[Records taken from a collection]
▬▬▬▬▬▬

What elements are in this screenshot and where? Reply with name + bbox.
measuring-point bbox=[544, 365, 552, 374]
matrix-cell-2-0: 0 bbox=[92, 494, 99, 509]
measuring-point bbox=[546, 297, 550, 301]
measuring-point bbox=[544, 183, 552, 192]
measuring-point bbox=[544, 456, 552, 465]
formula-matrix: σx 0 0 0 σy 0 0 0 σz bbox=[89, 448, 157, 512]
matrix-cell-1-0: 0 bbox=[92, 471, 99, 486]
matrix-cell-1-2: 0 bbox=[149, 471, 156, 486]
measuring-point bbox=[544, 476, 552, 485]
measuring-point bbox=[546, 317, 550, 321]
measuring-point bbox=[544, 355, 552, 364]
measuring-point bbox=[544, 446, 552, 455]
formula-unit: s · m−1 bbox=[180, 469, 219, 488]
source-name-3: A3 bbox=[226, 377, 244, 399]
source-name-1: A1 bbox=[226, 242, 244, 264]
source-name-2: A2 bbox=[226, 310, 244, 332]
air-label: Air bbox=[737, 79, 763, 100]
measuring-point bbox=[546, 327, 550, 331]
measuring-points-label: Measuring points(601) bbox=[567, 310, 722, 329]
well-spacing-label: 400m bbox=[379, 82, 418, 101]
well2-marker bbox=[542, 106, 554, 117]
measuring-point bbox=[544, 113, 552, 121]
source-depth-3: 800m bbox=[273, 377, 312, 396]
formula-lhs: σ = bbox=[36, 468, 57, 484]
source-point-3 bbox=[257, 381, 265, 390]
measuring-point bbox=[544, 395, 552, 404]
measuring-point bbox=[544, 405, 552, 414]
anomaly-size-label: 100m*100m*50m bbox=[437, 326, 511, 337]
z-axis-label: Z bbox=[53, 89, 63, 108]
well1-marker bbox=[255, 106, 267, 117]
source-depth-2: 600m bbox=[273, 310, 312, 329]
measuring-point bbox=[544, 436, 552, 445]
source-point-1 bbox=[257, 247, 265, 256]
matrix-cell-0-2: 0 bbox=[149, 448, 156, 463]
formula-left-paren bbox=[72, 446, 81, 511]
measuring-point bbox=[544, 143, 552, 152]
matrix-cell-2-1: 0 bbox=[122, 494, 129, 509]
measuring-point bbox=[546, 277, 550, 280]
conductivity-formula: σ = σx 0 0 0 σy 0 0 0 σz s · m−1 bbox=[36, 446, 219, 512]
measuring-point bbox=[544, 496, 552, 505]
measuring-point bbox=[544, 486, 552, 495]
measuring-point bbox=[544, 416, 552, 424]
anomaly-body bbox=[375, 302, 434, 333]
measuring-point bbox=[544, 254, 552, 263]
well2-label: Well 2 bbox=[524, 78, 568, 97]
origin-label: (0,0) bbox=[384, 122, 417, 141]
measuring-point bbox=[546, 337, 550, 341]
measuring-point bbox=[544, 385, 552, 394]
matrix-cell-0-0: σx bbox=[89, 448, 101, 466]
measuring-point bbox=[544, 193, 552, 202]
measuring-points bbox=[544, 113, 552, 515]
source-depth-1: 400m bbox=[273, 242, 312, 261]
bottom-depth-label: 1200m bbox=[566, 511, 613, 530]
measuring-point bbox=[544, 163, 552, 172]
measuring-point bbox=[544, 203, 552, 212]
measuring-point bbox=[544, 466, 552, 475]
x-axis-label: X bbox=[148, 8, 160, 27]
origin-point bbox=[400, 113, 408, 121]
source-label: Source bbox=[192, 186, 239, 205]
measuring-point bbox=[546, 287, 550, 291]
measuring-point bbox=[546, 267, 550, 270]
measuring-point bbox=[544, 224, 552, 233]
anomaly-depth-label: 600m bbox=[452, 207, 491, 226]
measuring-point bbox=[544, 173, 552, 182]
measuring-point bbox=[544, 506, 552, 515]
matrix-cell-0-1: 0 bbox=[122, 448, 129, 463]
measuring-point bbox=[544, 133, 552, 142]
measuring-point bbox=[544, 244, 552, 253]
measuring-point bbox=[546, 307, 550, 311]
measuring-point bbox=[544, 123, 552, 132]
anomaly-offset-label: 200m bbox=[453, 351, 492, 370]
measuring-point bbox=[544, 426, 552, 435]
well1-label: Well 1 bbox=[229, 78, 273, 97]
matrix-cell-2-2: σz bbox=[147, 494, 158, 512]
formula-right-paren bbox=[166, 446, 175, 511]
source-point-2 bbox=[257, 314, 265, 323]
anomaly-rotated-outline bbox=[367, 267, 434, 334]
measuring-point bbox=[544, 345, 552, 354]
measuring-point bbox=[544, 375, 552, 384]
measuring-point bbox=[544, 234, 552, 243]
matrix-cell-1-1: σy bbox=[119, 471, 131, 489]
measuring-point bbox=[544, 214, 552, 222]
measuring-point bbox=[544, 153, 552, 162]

▬▬▬▬▬▬

WORK TO DO
Please reproduce the records from their first line through the line containing "measuring-points-label: Measuring points(601)", keeping both of those lines.

RESPONSE FOR THIS EXERCISE
What elements are in this screenshot and where? Reply with name + bbox.
measuring-point bbox=[544, 365, 552, 374]
matrix-cell-2-0: 0 bbox=[92, 494, 99, 509]
measuring-point bbox=[546, 297, 550, 301]
measuring-point bbox=[544, 183, 552, 192]
measuring-point bbox=[544, 456, 552, 465]
formula-matrix: σx 0 0 0 σy 0 0 0 σz bbox=[89, 448, 157, 512]
matrix-cell-1-0: 0 bbox=[92, 471, 99, 486]
matrix-cell-1-2: 0 bbox=[149, 471, 156, 486]
measuring-point bbox=[544, 476, 552, 485]
measuring-point bbox=[546, 317, 550, 321]
measuring-point bbox=[544, 355, 552, 364]
measuring-point bbox=[544, 446, 552, 455]
formula-unit: s · m−1 bbox=[180, 469, 219, 488]
source-name-3: A3 bbox=[226, 377, 244, 399]
source-name-1: A1 bbox=[226, 242, 244, 264]
source-name-2: A2 bbox=[226, 310, 244, 332]
air-label: Air bbox=[737, 79, 763, 100]
measuring-point bbox=[546, 327, 550, 331]
measuring-points-label: Measuring points(601) bbox=[567, 310, 722, 329]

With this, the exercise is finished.